(Records excerpted from a collection)

# # # #

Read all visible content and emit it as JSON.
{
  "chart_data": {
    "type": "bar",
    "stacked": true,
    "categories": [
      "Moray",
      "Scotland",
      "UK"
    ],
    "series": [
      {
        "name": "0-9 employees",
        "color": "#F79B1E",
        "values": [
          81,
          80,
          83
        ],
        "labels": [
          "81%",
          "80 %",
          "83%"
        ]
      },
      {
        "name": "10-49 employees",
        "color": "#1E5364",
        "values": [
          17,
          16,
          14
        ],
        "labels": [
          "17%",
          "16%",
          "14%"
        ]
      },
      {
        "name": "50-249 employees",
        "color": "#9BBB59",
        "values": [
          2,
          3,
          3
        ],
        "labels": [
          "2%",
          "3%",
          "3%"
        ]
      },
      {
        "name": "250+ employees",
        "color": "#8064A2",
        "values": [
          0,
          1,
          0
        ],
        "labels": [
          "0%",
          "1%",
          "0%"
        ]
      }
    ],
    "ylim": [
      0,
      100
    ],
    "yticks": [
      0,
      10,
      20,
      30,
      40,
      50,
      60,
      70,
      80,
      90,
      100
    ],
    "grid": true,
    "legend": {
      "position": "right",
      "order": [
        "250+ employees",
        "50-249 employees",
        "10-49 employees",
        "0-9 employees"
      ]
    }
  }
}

# # # #

Given request >> Each line containing the word "employees" counts once; report the total alone.

The solution >> 8